Spatial annotation records:

──────────

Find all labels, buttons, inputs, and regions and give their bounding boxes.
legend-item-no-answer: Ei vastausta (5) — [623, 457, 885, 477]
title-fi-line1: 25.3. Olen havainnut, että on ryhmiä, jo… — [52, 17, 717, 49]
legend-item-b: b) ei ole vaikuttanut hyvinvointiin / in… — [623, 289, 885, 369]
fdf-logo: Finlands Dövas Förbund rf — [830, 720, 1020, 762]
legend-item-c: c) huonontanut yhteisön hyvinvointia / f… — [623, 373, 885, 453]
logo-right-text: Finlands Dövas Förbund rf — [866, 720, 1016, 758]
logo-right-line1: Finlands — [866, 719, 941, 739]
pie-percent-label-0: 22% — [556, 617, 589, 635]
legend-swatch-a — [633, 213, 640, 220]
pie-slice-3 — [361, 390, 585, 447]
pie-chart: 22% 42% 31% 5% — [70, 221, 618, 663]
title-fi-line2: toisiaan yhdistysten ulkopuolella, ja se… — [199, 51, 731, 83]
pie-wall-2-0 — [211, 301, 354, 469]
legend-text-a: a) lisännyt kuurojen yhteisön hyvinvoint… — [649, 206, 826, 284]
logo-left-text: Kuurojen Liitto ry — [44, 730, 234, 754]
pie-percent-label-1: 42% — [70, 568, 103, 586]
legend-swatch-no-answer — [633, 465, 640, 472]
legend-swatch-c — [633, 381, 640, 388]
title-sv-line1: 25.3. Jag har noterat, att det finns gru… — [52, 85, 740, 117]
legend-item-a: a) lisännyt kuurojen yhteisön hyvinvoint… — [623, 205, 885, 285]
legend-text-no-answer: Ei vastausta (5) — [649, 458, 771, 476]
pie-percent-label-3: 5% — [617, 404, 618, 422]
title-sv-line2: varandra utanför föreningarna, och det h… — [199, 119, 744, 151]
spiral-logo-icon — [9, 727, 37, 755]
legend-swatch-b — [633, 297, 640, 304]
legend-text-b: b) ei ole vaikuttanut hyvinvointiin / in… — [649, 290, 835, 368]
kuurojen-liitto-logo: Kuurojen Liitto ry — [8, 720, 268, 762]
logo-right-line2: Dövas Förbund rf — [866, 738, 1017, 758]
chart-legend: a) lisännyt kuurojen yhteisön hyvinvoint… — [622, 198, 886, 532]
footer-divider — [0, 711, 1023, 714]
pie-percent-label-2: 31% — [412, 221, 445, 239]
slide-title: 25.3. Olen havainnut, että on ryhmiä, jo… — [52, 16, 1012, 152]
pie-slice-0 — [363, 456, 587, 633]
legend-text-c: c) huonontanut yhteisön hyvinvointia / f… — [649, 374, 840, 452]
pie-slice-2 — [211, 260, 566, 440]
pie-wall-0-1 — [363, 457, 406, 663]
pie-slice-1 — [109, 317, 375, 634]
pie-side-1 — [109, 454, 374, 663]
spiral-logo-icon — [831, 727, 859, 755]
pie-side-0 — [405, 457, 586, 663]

──────────

What the task requires: Can you render every line of all the items above as a Markdown table with the columns Row and Line, leaving out any blank lines?

Completed task:
| Row | Line |
|---|---|
| 1 | Find all labels, buttons, inputs, and regions and give their bounding boxes. |
| 2 | legend-item-no-answer: Ei vastausta (5) — [623, 457, 885, 477] |
| 3 | title-fi-line1: 25.3. Olen havainnut, että on ryhmiä, jo… — [52, 17, 717, 49] |
| 4 | legend-item-b: b) ei ole vaikuttanut hyvinvointiin / in… — [623, 289, 885, 369] |
| 5 | fdf-logo: Finlands Dövas Förbund rf — [830, 720, 1020, 762] |
| 6 | legend-item-c: c) huonontanut yhteisön hyvinvointia / f… — [623, 373, 885, 453] |
| 7 | logo-right-text: Finlands Dövas Förbund rf — [866, 720, 1016, 758] |
| 8 | logo-right-line1: Finlands — [866, 719, 941, 739] |
| 9 | pie-percent-label-0: 22% — [556, 617, 589, 635] |
| 10 | legend-swatch-a — [633, 213, 640, 220] |
| 11 | pie-slice-3 — [361, 390, 585, 447] |
| 12 | pie-chart: 22% 42% 31% 5% — [70, 221, 618, 663] |
| 13 | title-fi-line2: toisiaan yhdistysten ulkopuolella, ja se… — [199, 51, 731, 83] |
| 14 | pie-wall-2-0 — [211, 301, 354, 469] |
| 15 | legend-text-a: a) lisännyt kuurojen yhteisön hyvinvoint… — [649, 206, 826, 284] |
| 16 | logo-left-text: Kuurojen Liitto ry — [44, 730, 234, 754] |
| 17 | pie-percent-label-1: 42% — [70, 568, 103, 586] |
| 18 | legend-swatch-no-answer — [633, 465, 640, 472] |
| 19 | legend-swatch-c — [633, 381, 640, 388] |
| 20 | title-sv-line1: 25.3. Jag har noterat, att det finns gru… — [52, 85, 740, 117] |
| 21 | legend-item-a: a) lisännyt kuurojen yhteisön hyvinvoint… — [623, 205, 885, 285] |
| 22 | legend-text-no-answer: Ei vastausta (5) — [649, 458, 771, 476] |
| 23 | pie-percent-label-3: 5% — [617, 404, 618, 422] |
| 24 | title-sv-line2: varandra utanför föreningarna, och det h… — [199, 119, 744, 151] |
| 25 | spiral-logo-icon — [9, 727, 37, 755] |
| 26 | legend-swatch-b — [633, 297, 640, 304] |
| 27 | legend-text-b: b) ei ole vaikuttanut hyvinvointiin / in… — [649, 290, 835, 368] |
| 28 | kuurojen-liitto-logo: Kuurojen Liitto ry — [8, 720, 268, 762] |
| 29 | logo-right-line2: Dövas Förbund rf — [866, 738, 1017, 758] |
| 30 | chart-legend: a) lisännyt kuurojen yhteisön hyvinvoint… — [622, 198, 886, 532] |
| 31 | footer-divider — [0, 711, 1023, 714] |
| 32 | pie-percent-label-2: 31% — [412, 221, 445, 239] |
| 33 | slide-title: 25.3. Olen havainnut, että on ryhmiä, jo… — [52, 16, 1012, 152] |
| 34 | pie-slice-0 — [363, 456, 587, 633] |
| 35 | legend-text-c: c) huonontanut yhteisön hyvinvointia / f… — [649, 374, 840, 452] |
| 36 | pie-slice-2 — [211, 260, 566, 440] |
| 37 | pie-wall-0-1 — [363, 457, 406, 663] |
| 38 | pie-slice-1 — [109, 317, 375, 634] |
| 39 | pie-side-1 — [109, 454, 374, 663] |
| 40 | spiral-logo-icon — [831, 727, 859, 755] |
| 41 | pie-side-0 — [405, 457, 586, 663] |